Please write the listing below out again exactly, leaving every picture behind.
◇ ◇ ◇ ◇ ◇
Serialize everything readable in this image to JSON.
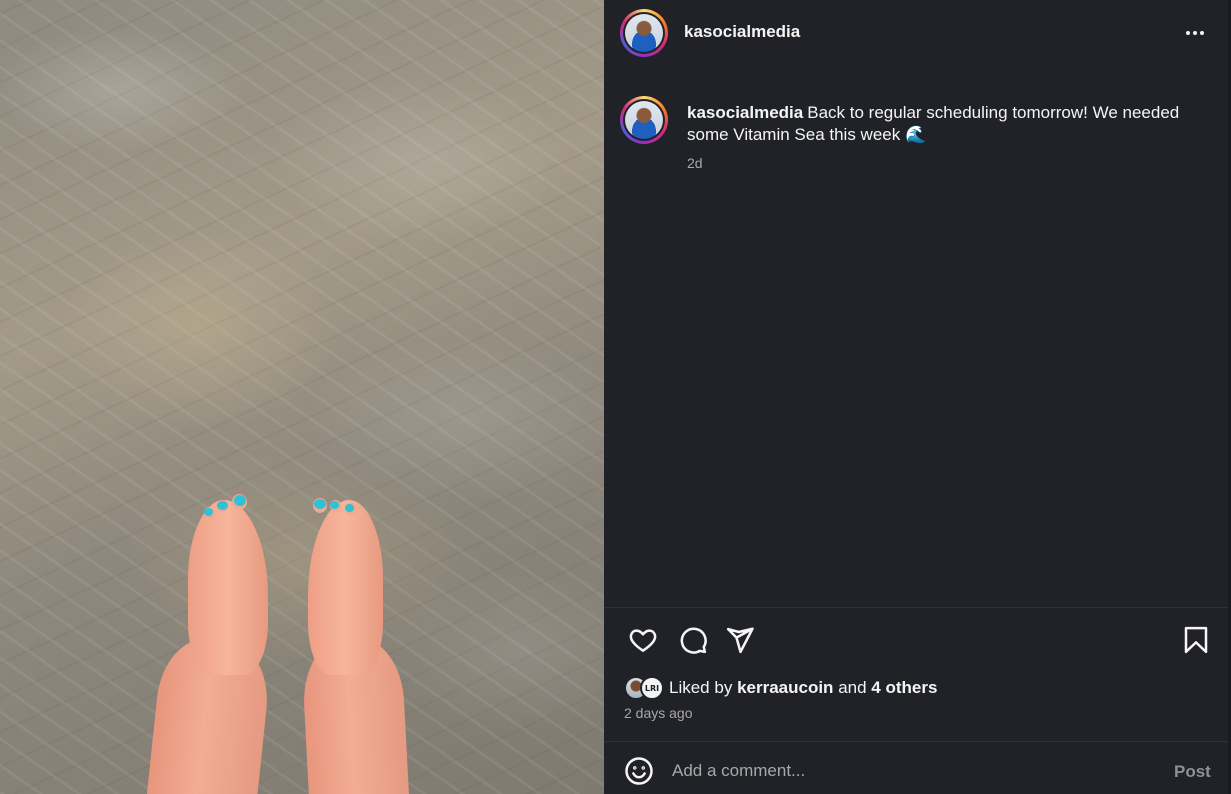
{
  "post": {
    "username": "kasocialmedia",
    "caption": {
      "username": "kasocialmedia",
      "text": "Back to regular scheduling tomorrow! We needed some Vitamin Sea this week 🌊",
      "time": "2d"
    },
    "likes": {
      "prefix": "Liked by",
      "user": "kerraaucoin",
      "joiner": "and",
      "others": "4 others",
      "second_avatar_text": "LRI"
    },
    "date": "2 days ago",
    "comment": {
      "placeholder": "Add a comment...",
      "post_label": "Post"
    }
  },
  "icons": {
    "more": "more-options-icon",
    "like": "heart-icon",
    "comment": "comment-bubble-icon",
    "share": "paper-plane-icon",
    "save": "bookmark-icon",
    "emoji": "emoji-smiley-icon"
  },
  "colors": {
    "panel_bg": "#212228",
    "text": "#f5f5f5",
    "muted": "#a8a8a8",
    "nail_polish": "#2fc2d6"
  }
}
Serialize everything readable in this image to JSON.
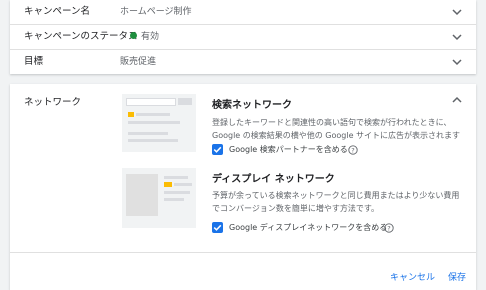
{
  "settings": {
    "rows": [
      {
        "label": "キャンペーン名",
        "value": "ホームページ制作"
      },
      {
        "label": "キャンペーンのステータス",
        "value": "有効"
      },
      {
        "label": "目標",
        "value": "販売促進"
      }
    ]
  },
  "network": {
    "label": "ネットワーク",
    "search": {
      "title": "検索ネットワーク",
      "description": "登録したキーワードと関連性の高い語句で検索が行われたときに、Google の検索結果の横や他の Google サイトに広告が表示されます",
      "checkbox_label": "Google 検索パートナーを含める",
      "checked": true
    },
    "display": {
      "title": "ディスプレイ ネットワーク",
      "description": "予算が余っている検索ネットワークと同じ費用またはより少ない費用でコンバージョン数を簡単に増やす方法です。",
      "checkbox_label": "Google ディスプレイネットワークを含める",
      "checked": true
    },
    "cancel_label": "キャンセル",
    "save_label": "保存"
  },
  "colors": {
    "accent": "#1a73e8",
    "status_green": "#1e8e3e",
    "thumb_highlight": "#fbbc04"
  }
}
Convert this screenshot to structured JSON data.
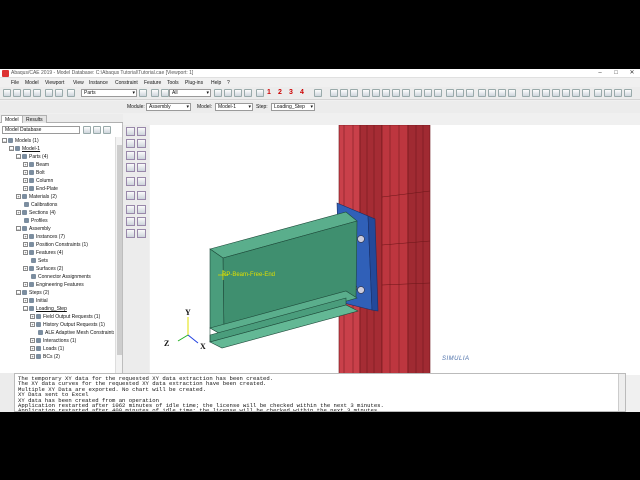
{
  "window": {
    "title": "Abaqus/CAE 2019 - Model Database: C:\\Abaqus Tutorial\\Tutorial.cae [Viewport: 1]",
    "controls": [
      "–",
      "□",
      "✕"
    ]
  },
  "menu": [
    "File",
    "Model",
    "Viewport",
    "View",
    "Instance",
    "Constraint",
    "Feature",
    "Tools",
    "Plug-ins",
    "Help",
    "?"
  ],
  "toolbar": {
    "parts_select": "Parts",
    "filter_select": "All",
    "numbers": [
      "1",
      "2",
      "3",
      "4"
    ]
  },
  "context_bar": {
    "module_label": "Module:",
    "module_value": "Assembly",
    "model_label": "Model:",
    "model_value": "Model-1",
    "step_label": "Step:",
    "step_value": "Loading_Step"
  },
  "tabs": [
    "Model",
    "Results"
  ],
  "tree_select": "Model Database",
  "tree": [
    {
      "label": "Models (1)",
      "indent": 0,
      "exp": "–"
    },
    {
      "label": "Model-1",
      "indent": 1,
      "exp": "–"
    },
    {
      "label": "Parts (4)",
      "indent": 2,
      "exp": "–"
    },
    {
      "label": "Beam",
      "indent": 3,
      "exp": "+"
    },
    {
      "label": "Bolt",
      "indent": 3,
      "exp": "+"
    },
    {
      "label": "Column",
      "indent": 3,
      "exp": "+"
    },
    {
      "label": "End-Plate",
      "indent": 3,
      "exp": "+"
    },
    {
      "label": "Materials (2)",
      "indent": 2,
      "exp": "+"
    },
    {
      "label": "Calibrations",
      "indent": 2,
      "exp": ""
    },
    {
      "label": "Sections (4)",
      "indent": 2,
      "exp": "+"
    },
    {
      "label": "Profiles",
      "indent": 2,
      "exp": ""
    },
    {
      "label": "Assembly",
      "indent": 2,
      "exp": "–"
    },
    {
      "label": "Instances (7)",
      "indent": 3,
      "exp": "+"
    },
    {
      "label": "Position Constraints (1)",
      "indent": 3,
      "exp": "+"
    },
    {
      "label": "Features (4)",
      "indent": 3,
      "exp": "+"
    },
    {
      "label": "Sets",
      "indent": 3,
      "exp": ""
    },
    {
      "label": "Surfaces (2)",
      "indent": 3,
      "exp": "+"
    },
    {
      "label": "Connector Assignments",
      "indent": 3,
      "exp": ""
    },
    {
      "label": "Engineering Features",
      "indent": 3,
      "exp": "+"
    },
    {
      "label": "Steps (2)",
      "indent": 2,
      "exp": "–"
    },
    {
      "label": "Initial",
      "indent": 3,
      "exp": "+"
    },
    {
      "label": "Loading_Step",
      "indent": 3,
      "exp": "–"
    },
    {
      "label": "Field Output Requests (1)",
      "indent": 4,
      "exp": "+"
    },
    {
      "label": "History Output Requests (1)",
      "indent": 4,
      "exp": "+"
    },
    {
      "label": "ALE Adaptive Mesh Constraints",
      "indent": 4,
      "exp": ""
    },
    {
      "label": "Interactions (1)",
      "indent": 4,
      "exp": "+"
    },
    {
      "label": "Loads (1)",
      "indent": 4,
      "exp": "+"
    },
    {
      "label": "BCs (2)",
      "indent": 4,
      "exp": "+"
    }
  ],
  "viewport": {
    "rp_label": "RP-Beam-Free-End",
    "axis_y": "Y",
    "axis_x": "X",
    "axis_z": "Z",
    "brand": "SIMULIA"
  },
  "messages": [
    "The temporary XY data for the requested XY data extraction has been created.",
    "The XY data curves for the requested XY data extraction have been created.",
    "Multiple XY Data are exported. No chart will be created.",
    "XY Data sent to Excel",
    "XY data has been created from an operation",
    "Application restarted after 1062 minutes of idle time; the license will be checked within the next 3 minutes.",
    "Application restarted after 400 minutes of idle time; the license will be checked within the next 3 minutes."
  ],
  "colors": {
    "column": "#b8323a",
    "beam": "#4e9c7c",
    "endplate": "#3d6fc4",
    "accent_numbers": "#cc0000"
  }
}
◇ ◇ ◇ ◇ ◇
* REPLY TO THE TASK
Serialize everything readable in this image to JSON.
{
  "post": {
    "username": "kasocialmedia",
    "caption": {
      "username": "kasocialmedia",
      "text": "Back to regular scheduling tomorrow! We needed some Vitamin Sea this week 🌊",
      "time": "2d"
    },
    "likes": {
      "prefix": "Liked by",
      "user": "kerraaucoin",
      "joiner": "and",
      "others": "4 others",
      "second_avatar_text": "LRI"
    },
    "date": "2 days ago",
    "comment": {
      "placeholder": "Add a comment...",
      "post_label": "Post"
    }
  },
  "icons": {
    "more": "more-options-icon",
    "like": "heart-icon",
    "comment": "comment-bubble-icon",
    "share": "paper-plane-icon",
    "save": "bookmark-icon",
    "emoji": "emoji-smiley-icon"
  },
  "colors": {
    "panel_bg": "#212228",
    "text": "#f5f5f5",
    "muted": "#a8a8a8",
    "nail_polish": "#2fc2d6"
  }
}
Serialize everything readable in this image to JSON.
{
  "settings": {
    "rows": [
      {
        "label": "キャンペーン名",
        "value": "ホームページ制作"
      },
      {
        "label": "キャンペーンのステータス",
        "value": "有効"
      },
      {
        "label": "目標",
        "value": "販売促進"
      }
    ]
  },
  "network": {
    "label": "ネットワーク",
    "search": {
      "title": "検索ネットワーク",
      "description": "登録したキーワードと関連性の高い語句で検索が行われたときに、Google の検索結果の横や他の Google サイトに広告が表示されます",
      "checkbox_label": "Google 検索パートナーを含める",
      "checked": true
    },
    "display": {
      "title": "ディスプレイ ネットワーク",
      "description": "予算が余っている検索ネットワークと同じ費用またはより少ない費用でコンバージョン数を簡単に増やす方法です。",
      "checkbox_label": "Google ディスプレイネットワークを含める",
      "checked": true
    },
    "cancel_label": "キャンセル",
    "save_label": "保存"
  },
  "colors": {
    "accent": "#1a73e8",
    "status_green": "#1e8e3e",
    "thumb_highlight": "#fbbc04"
  }
}
Convert this screenshot to structured JSON data.
{
  "window": {
    "title": "Abaqus/CAE 2019 - Model Database: C:\\Abaqus Tutorial\\Tutorial.cae [Viewport: 1]",
    "controls": [
      "–",
      "□",
      "✕"
    ]
  },
  "menu": [
    "File",
    "Model",
    "Viewport",
    "View",
    "Instance",
    "Constraint",
    "Feature",
    "Tools",
    "Plug-ins",
    "Help",
    "?"
  ],
  "toolbar": {
    "parts_select": "Parts",
    "filter_select": "All",
    "numbers": [
      "1",
      "2",
      "3",
      "4"
    ]
  },
  "context_bar": {
    "module_label": "Module:",
    "module_value": "Assembly",
    "model_label": "Model:",
    "model_value": "Model-1",
    "step_label": "Step:",
    "step_value": "Loading_Step"
  },
  "tabs": [
    "Model",
    "Results"
  ],
  "tree_select": "Model Database",
  "tree": [
    {
      "label": "Models (1)",
      "indent": 0,
      "exp": "–"
    },
    {
      "label": "Model-1",
      "indent": 1,
      "exp": "–"
    },
    {
      "label": "Parts (4)",
      "indent": 2,
      "exp": "–"
    },
    {
      "label": "Beam",
      "indent": 3,
      "exp": "+"
    },
    {
      "label": "Bolt",
      "indent": 3,
      "exp": "+"
    },
    {
      "label": "Column",
      "indent": 3,
      "exp": "+"
    },
    {
      "label": "End-Plate",
      "indent": 3,
      "exp": "+"
    },
    {
      "label": "Materials (2)",
      "indent": 2,
      "exp": "+"
    },
    {
      "label": "Calibrations",
      "indent": 2,
      "exp": ""
    },
    {
      "label": "Sections (4)",
      "indent": 2,
      "exp": "+"
    },
    {
      "label": "Profiles",
      "indent": 2,
      "exp": ""
    },
    {
      "label": "Assembly",
      "indent": 2,
      "exp": "–"
    },
    {
      "label": "Instances (7)",
      "indent": 3,
      "exp": "+"
    },
    {
      "label": "Position Constraints (1)",
      "indent": 3,
      "exp": "+"
    },
    {
      "label": "Features (4)",
      "indent": 3,
      "exp": "+"
    },
    {
      "label": "Sets",
      "indent": 3,
      "exp": ""
    },
    {
      "label": "Surfaces (2)",
      "indent": 3,
      "exp": "+"
    },
    {
      "label": "Connector Assignments",
      "indent": 3,
      "exp": ""
    },
    {
      "label": "Engineering Features",
      "indent": 3,
      "exp": "+"
    },
    {
      "label": "Steps (2)",
      "indent": 2,
      "exp": "–"
    },
    {
      "label": "Initial",
      "indent": 3,
      "exp": "+"
    },
    {
      "label": "Loading_Step",
      "indent": 3,
      "exp": "–"
    },
    {
      "label": "Field Output Requests (1)",
      "indent": 4,
      "exp": "+"
    },
    {
      "label": "History Output Requests (1)",
      "indent": 4,
      "exp": "+"
    },
    {
      "label": "ALE Adaptive Mesh Constraints",
      "indent": 4,
      "exp": ""
    },
    {
      "label": "Interactions (1)",
      "indent": 4,
      "exp": "+"
    },
    {
      "label": "Loads (1)",
      "indent": 4,
      "exp": "+"
    },
    {
      "label": "BCs (2)",
      "indent": 4,
      "exp": "+"
    }
  ],
  "viewport": {
    "rp_label": "RP-Beam-Free-End",
    "axis_y": "Y",
    "axis_x": "X",
    "axis_z": "Z",
    "brand": "SIMULIA"
  },
  "messages": [
    "The temporary XY data for the requested XY data extraction has been created.",
    "The XY data curves for the requested XY data extraction have been created.",
    "Multiple XY Data are exported. No chart will be created.",
    "XY Data sent to Excel",
    "XY data has been created from an operation",
    "Application restarted after 1062 minutes of idle time; the license will be checked within the next 3 minutes.",
    "Application restarted after 400 minutes of idle time; the license will be checked within the next 3 minutes."
  ],
  "colors": {
    "column": "#b8323a",
    "beam": "#4e9c7c",
    "endplate": "#3d6fc4",
    "accent_numbers": "#cc0000"
  }
}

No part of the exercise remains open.